_Task directions_
Restate every entry word for word.

_Data rows_
************
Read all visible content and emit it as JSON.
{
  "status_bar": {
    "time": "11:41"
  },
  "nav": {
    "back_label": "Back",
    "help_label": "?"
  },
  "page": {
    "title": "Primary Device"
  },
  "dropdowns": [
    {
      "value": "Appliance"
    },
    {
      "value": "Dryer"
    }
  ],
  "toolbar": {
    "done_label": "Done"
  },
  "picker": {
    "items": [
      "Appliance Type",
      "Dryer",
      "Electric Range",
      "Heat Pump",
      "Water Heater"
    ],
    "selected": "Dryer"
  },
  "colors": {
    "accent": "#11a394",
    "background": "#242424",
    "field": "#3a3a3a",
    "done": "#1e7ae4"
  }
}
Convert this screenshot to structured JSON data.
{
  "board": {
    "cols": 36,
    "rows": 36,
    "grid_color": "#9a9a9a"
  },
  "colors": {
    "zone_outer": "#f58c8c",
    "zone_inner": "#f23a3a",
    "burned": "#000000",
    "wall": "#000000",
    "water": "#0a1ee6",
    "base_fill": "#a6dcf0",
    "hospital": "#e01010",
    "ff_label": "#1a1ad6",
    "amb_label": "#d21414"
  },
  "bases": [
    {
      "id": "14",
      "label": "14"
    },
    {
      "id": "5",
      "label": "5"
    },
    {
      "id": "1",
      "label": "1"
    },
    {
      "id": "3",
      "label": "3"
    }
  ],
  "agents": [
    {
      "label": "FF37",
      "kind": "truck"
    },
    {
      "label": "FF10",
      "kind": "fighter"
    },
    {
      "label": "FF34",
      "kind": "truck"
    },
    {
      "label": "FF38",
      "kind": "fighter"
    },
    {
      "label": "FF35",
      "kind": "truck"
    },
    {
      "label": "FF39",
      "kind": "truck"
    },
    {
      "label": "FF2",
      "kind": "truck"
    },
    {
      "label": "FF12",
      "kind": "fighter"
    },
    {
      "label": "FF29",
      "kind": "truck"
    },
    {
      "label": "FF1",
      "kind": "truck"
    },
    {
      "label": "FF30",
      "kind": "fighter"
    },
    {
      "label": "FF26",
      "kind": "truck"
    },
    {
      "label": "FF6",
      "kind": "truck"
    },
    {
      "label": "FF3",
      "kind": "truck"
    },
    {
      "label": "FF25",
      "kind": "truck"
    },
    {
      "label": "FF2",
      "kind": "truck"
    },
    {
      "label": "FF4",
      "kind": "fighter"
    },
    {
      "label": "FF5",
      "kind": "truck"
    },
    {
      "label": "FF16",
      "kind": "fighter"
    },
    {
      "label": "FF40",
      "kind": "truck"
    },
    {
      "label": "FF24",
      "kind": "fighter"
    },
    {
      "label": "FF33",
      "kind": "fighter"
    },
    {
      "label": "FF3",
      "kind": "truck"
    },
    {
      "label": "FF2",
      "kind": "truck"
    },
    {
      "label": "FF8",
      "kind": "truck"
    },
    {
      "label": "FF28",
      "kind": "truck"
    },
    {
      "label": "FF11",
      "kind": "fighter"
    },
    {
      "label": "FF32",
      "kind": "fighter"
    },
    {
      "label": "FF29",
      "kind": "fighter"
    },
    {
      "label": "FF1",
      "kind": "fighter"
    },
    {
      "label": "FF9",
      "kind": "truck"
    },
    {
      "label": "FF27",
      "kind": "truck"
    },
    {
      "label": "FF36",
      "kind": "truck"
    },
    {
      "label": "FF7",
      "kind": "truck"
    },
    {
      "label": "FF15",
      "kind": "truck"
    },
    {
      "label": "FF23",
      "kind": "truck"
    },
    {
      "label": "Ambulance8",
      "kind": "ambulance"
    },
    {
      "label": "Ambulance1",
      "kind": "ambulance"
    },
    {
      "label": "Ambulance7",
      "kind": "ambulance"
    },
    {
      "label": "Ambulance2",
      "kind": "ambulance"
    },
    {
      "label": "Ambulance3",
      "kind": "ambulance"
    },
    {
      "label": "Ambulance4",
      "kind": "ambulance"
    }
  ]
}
************
_Complete output_
Read all visible content and emit it as JSON.
{
  "status_bar": {
    "time": "11:41"
  },
  "nav": {
    "back_label": "Back",
    "help_label": "?"
  },
  "page": {
    "title": "Primary Device"
  },
  "dropdowns": [
    {
      "value": "Appliance"
    },
    {
      "value": "Dryer"
    }
  ],
  "toolbar": {
    "done_label": "Done"
  },
  "picker": {
    "items": [
      "Appliance Type",
      "Dryer",
      "Electric Range",
      "Heat Pump",
      "Water Heater"
    ],
    "selected": "Dryer"
  },
  "colors": {
    "accent": "#11a394",
    "background": "#242424",
    "field": "#3a3a3a",
    "done": "#1e7ae4"
  }
}
Convert this screenshot to structured JSON data.
{
  "board": {
    "cols": 36,
    "rows": 36,
    "grid_color": "#9a9a9a"
  },
  "colors": {
    "zone_outer": "#f58c8c",
    "zone_inner": "#f23a3a",
    "burned": "#000000",
    "wall": "#000000",
    "water": "#0a1ee6",
    "base_fill": "#a6dcf0",
    "hospital": "#e01010",
    "ff_label": "#1a1ad6",
    "amb_label": "#d21414"
  },
  "bases": [
    {
      "id": "14",
      "label": "14"
    },
    {
      "id": "5",
      "label": "5"
    },
    {
      "id": "1",
      "label": "1"
    },
    {
      "id": "3",
      "label": "3"
    }
  ],
  "agents": [
    {
      "label": "FF37",
      "kind": "truck"
    },
    {
      "label": "FF10",
      "kind": "fighter"
    },
    {
      "label": "FF34",
      "kind": "truck"
    },
    {
      "label": "FF38",
      "kind": "fighter"
    },
    {
      "label": "FF35",
      "kind": "truck"
    },
    {
      "label": "FF39",
      "kind": "truck"
    },
    {
      "label": "FF2",
      "kind": "truck"
    },
    {
      "label": "FF12",
      "kind": "fighter"
    },
    {
      "label": "FF29",
      "kind": "truck"
    },
    {
      "label": "FF1",
      "kind": "truck"
    },
    {
      "label": "FF30",
      "kind": "fighter"
    },
    {
      "label": "FF26",
      "kind": "truck"
    },
    {
      "label": "FF6",
      "kind": "truck"
    },
    {
      "label": "FF3",
      "kind": "truck"
    },
    {
      "label": "FF25",
      "kind": "truck"
    },
    {
      "label": "FF2",
      "kind": "truck"
    },
    {
      "label": "FF4",
      "kind": "fighter"
    },
    {
      "label": "FF5",
      "kind": "truck"
    },
    {
      "label": "FF16",
      "kind": "fighter"
    },
    {
      "label": "FF40",
      "kind": "truck"
    },
    {
      "label": "FF24",
      "kind": "fighter"
    },
    {
      "label": "FF33",
      "kind": "fighter"
    },
    {
      "label": "FF3",
      "kind": "truck"
    },
    {
      "label": "FF2",
      "kind": "truck"
    },
    {
      "label": "FF8",
      "kind": "truck"
    },
    {
      "label": "FF28",
      "kind": "truck"
    },
    {
      "label": "FF11",
      "kind": "fighter"
    },
    {
      "label": "FF32",
      "kind": "fighter"
    },
    {
      "label": "FF29",
      "kind": "fighter"
    },
    {
      "label": "FF1",
      "kind": "fighter"
    },
    {
      "label": "FF9",
      "kind": "truck"
    },
    {
      "label": "FF27",
      "kind": "truck"
    },
    {
      "label": "FF36",
      "kind": "truck"
    },
    {
      "label": "FF7",
      "kind": "truck"
    },
    {
      "label": "FF15",
      "kind": "truck"
    },
    {
      "label": "FF23",
      "kind": "truck"
    },
    {
      "label": "Ambulance8",
      "kind": "ambulance"
    },
    {
      "label": "Ambulance1",
      "kind": "ambulance"
    },
    {
      "label": "Ambulance7",
      "kind": "ambulance"
    },
    {
      "label": "Ambulance2",
      "kind": "ambulance"
    },
    {
      "label": "Ambulance3",
      "kind": "ambulance"
    },
    {
      "label": "Ambulance4",
      "kind": "ambulance"
    }
  ]
}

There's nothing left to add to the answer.